• **Required work**
Your answer should be a single number: the count of lines holding the word "tagline".

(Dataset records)
--- Begin ---

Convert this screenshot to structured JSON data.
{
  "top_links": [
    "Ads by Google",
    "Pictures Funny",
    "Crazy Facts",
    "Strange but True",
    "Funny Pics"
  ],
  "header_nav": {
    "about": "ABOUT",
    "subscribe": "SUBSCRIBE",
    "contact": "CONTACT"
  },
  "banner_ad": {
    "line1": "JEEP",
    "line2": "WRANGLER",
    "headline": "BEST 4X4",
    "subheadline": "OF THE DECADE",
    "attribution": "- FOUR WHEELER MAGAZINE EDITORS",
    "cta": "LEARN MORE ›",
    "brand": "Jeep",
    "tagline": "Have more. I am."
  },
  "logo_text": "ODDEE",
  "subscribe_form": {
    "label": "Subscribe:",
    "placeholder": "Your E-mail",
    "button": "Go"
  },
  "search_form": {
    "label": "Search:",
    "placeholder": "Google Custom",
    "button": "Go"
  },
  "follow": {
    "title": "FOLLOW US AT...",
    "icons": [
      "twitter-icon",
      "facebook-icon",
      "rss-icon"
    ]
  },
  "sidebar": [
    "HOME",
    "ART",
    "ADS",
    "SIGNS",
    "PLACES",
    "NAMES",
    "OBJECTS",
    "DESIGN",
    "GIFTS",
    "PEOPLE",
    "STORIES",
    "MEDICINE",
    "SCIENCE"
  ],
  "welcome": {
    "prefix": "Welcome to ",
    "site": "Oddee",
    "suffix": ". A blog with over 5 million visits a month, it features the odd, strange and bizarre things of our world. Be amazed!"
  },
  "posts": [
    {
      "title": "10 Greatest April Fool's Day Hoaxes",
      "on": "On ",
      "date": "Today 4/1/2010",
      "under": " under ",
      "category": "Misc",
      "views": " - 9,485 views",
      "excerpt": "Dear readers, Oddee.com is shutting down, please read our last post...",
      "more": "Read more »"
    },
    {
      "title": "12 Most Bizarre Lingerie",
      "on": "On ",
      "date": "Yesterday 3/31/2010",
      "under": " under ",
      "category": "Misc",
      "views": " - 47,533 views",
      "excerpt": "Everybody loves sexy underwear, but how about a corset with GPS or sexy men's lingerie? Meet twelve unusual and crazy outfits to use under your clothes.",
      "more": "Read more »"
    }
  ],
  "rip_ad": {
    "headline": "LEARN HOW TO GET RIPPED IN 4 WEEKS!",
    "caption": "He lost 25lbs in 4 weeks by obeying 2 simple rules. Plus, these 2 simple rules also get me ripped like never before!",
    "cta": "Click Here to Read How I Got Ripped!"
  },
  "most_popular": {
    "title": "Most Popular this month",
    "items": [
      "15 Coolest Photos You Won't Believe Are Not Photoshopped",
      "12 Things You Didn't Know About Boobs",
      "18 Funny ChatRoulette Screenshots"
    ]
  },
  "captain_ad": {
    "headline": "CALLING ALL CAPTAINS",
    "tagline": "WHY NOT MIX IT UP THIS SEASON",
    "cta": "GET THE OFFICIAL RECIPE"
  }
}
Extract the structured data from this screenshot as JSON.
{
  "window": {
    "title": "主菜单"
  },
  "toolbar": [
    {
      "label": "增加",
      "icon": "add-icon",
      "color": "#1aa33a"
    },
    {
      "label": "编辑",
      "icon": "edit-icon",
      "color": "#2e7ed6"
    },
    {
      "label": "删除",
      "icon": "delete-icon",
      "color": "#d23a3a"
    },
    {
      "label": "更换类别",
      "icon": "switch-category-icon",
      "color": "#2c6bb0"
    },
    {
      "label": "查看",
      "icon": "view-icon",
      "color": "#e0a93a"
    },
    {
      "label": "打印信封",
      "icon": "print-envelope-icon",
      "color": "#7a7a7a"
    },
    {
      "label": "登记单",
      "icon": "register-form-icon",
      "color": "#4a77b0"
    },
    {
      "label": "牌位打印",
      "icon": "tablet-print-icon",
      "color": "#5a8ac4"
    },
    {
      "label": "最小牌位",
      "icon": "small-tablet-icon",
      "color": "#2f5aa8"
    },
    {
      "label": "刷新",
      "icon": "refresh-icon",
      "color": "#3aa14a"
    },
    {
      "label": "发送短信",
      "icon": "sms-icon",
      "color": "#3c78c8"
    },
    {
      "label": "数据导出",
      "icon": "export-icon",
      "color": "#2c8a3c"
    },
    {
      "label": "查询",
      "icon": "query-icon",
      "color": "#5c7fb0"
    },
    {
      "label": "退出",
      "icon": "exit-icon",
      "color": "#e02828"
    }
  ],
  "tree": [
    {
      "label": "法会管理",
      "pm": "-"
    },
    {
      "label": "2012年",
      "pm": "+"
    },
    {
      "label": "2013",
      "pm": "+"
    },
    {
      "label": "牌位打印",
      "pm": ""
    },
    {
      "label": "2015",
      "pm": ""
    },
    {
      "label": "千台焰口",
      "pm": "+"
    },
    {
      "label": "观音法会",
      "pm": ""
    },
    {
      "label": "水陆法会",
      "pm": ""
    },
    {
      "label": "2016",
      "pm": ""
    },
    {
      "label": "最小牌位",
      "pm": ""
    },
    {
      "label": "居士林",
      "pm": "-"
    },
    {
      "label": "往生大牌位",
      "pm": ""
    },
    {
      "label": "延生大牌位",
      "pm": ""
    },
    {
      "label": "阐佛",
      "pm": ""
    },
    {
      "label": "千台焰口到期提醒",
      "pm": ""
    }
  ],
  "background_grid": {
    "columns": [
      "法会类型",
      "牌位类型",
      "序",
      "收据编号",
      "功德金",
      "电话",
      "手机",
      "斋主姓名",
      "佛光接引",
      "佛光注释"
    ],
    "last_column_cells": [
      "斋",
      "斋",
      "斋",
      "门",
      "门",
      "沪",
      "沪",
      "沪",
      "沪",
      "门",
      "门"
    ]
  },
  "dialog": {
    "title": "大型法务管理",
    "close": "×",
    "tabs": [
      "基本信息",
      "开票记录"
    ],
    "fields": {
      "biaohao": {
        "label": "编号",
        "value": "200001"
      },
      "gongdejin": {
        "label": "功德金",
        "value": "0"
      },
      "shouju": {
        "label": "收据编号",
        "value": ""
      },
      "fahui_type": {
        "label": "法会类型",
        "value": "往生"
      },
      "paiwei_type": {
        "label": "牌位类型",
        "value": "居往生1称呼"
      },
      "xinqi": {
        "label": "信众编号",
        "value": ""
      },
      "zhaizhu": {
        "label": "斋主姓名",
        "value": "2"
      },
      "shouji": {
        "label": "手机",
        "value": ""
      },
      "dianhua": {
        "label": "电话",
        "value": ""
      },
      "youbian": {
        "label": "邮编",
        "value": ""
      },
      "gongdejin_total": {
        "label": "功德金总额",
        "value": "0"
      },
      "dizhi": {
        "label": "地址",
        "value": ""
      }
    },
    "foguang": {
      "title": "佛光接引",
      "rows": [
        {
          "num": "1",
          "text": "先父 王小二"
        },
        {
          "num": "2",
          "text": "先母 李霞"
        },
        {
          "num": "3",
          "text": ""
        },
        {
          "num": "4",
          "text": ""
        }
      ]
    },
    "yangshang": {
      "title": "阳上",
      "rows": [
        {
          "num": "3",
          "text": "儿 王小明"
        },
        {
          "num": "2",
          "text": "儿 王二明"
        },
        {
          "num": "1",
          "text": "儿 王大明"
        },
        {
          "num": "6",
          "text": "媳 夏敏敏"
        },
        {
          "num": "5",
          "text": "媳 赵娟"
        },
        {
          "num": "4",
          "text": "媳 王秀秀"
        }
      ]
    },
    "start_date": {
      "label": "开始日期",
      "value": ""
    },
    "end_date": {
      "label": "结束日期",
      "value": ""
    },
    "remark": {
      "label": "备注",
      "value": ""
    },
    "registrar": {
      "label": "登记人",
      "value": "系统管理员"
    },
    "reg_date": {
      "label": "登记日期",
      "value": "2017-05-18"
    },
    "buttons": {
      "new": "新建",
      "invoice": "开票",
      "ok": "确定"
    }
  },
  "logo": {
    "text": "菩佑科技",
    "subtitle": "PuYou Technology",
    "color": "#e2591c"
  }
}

--- End ---

• **Response for this exercise**
2